Aunque este año su fiesta litúrgica se aplaza a mañana, vosotros,
queridos artesanos, habéis celebrado hoy vuestro jubileo en
homenaje al Patrono de los trabajadores. Os saludo a todos con
gran afecto y os pido que llevéis mi bendición a vuestros
hogares y a vuestros ambientes de trabajo.
La fiesta de san José nos invita a recordar en particular a
los padres, que encuentran en él un gran modelo evangélico.
Deseo asegurar una oración especial por cada padre de familia,
desde el anciano, que ha conocido la alegría de convertirse en
abuelo, hasta el joven, que quizá espera con emoción su primer
hijo. Quiera Dios que todos los padres, como san José, sean
hombres justos, dispuestos a cualquier sacrificio por el bien de
su familia. Y que el amor de su esposa e hijos los recompensen
por sus esfuerzos.
2. Queridos hermanos y hermanas, ahora quisiera pediros que
oréis por algunas intenciones específicas. El próximo viernes,
día 24 de marzo, recordaremos con una especial Jornada de
oración y ayuno a los misioneros que han derramado su sangre
por el Evangelio. También el año 1999 estuvo marcado por el
sacrificio de más de treinta hermanos y hermanas: sacerdotes,
religiosos, religiosas, seminaristas y laicos, comprometidos
activamente en la evangelización. Con su testimonio elevan a
Dios la invocación del perdón y la reconciliación. Que su
ejemplo sea para todos motivo de estímulo y apoyo en el camino
de conversión del Año santo. Recordémoslos en la oración junto
con cuantos siguen trabajando con gran valentía en la vanguardia
de las fronteras de la evangelización.
------------
▶ _Aplica lo leído_
1. ¿Concuerda cada afirmación con el fragmento sobre san José y los misioneros? Responde sí o no y cita las palabras del fragmento que lo deciden. (a) Este año la fiesta litúrgica de san José se celebra al día siguiente. (b) La Jornada de oración y ayuno por los misioneros será el próximo domingo. (c) En 1999 murieron menos de veinte misioneros.
2. Prosigue el fragmento sobre san José y los misioneros a partir de su última oración, con unas tres o cuatro oraciones más.
------------
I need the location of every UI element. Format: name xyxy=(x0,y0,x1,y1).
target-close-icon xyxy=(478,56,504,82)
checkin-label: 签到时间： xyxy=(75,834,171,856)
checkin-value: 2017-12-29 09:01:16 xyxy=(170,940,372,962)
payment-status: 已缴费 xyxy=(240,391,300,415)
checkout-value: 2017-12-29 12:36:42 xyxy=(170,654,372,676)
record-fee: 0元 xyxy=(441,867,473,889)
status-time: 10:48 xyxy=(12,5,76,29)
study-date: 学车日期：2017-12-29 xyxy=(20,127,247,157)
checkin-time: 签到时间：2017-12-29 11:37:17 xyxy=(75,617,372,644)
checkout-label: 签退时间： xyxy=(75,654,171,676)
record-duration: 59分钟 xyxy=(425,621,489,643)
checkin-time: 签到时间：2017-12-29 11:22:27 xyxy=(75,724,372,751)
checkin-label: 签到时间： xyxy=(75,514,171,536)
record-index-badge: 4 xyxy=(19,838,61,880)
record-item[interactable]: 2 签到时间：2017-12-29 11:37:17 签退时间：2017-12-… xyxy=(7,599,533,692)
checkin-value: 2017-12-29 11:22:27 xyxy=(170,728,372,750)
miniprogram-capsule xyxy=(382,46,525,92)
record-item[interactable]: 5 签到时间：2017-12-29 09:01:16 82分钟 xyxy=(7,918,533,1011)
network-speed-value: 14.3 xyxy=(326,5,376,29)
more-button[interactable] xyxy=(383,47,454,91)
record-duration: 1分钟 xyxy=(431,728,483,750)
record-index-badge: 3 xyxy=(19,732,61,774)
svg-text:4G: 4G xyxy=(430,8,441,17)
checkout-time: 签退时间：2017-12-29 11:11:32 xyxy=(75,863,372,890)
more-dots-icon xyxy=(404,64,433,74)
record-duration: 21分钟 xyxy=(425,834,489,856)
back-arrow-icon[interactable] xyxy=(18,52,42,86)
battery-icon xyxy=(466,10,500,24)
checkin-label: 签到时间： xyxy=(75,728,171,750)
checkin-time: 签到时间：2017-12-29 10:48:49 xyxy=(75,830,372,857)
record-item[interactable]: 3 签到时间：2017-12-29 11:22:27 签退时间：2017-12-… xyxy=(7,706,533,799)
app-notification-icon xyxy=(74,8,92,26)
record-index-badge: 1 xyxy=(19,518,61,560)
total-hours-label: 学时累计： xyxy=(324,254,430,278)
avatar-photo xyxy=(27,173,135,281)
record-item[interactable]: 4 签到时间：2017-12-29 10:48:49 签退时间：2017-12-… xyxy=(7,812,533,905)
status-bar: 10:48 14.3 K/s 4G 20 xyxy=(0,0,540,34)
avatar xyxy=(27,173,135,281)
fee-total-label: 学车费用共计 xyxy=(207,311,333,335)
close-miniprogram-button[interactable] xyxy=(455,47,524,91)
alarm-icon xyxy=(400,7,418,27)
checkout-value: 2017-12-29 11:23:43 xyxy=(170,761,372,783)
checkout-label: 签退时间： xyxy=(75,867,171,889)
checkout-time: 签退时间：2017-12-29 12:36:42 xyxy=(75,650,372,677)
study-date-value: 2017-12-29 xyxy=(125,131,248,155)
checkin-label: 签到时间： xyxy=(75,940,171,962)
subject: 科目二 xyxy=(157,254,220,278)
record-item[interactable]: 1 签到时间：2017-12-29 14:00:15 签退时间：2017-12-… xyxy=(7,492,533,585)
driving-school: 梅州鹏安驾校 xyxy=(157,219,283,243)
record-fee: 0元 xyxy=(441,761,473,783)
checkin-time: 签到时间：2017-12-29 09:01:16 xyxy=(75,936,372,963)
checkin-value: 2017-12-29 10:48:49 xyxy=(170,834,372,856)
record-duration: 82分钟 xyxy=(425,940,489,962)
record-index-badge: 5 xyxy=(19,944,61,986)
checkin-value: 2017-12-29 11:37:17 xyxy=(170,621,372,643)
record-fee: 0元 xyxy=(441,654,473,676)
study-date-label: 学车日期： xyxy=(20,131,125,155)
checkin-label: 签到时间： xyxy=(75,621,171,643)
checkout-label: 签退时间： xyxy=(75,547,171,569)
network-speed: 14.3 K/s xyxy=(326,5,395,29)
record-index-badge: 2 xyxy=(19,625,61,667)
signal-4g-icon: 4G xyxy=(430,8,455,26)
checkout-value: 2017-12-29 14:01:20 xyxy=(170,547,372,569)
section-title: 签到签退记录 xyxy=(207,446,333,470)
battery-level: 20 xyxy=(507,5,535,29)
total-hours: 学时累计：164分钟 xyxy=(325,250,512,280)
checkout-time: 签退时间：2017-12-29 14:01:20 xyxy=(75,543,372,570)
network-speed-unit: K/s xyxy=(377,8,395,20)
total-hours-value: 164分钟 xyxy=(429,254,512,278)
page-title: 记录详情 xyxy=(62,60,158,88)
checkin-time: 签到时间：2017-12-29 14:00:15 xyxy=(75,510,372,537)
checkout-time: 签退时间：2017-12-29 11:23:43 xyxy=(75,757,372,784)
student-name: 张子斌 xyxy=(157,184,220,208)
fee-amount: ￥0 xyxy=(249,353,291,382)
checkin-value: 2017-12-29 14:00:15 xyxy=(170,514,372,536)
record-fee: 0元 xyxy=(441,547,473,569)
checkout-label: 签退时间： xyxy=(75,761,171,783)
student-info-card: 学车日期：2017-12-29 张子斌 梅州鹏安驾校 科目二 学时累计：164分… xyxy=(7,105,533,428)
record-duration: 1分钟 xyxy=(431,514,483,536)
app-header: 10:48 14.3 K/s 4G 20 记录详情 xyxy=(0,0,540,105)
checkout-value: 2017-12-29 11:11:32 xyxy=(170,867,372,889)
------------
▶ _Respuestas por ítem_
1.
(a) Sí: "Aunque este año su fiesta litúrgica se aplaza a mañana".
(b) No: "El próximo viernes, día 24 de marzo".
(c) No: "el sacrificio de más de treinta hermanos y hermanas".

2.
Os pido, asimismo, que oréis por mi peregrinación jubilar a
Tierra Santa, que empezará mañana. Invoco, de modo especial,
la protección de María santísima y de san José sobre este viaje
apostólico tan rico de significado.
Con profunda emoción iré a los lugares donde el Verbo se hizo
carne, vivió, murió y resucitó por nuestra salvación. Quiera
Dios que esta visita, inspirada únicamente en motivos religiosos,
dé los frutos esperados para bien de toda la Iglesia.